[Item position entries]
---------------

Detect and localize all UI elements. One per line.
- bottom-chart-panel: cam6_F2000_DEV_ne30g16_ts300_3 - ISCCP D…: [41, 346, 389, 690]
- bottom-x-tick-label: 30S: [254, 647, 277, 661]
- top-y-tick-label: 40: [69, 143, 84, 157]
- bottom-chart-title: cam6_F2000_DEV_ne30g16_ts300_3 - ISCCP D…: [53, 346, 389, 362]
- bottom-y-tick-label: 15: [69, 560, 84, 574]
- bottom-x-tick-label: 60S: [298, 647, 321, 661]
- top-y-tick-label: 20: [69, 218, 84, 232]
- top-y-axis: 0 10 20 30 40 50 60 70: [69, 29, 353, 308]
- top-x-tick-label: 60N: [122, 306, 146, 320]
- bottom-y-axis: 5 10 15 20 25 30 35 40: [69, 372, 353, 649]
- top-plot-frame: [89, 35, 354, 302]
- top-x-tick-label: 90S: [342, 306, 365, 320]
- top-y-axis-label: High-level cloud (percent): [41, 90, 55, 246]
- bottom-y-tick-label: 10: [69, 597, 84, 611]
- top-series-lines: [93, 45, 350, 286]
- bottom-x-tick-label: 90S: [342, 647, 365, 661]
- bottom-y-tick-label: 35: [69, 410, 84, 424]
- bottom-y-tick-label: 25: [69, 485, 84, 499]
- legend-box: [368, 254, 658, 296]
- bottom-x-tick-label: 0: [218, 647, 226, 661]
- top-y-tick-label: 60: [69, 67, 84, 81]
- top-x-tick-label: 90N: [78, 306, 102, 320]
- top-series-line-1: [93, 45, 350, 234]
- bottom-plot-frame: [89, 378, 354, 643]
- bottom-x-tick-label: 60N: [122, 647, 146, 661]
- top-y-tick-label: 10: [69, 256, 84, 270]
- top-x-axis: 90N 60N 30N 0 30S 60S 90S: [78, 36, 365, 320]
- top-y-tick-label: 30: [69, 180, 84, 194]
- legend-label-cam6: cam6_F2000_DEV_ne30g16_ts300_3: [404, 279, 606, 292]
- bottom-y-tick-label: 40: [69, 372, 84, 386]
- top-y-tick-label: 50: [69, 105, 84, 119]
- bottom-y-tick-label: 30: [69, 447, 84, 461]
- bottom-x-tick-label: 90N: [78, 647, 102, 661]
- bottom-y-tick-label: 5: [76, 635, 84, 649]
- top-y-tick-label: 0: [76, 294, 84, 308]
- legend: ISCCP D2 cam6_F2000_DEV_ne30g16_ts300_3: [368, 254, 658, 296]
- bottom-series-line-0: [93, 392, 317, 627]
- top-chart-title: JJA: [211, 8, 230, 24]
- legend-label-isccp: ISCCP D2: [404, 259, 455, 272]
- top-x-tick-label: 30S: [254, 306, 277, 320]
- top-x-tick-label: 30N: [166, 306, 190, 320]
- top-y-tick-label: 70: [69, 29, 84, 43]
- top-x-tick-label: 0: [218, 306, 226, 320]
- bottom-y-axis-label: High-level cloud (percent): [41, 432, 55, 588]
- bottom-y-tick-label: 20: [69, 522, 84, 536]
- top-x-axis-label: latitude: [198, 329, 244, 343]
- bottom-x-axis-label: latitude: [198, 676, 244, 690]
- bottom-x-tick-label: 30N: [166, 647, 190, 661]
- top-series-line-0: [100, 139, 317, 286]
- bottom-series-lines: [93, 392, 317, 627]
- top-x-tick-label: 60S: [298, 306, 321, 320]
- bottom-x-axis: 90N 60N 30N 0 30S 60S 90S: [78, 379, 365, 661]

---------------

- _What to work on_
Rewrite the listing from its first line up to and including the line with "- bottom-y-tick-label: 35: [69, 410, 84, 424]", substituting "Upper-level cloud" for "High-level cloud" and leaving everything else unchanged.

- _Complete output_
Detect and localize all UI elements. One per line.
- bottom-chart-panel: cam6_F2000_DEV_ne30g16_ts300_3 - ISCCP D…: [41, 346, 389, 690]
- bottom-x-tick-label: 30S: [254, 647, 277, 661]
- top-y-tick-label: 40: [69, 143, 84, 157]
- bottom-chart-title: cam6_F2000_DEV_ne30g16_ts300_3 - ISCCP D…: [53, 346, 389, 362]
- bottom-y-tick-label: 15: [69, 560, 84, 574]
- bottom-x-tick-label: 60S: [298, 647, 321, 661]
- top-y-tick-label: 20: [69, 218, 84, 232]
- top-y-axis: 0 10 20 30 40 50 60 70: [69, 29, 353, 308]
- top-x-tick-label: 60N: [122, 306, 146, 320]
- bottom-y-axis: 5 10 15 20 25 30 35 40: [69, 372, 353, 649]
- top-plot-frame: [89, 35, 354, 302]
- top-x-tick-label: 90S: [342, 306, 365, 320]
- top-y-axis-label: Upper-level cloud (percent): [41, 90, 55, 246]
- bottom-y-tick-label: 10: [69, 597, 84, 611]
- top-series-lines: [93, 45, 350, 286]
- bottom-x-tick-label: 90S: [342, 647, 365, 661]
- bottom-y-tick-label: 35: [69, 410, 84, 424]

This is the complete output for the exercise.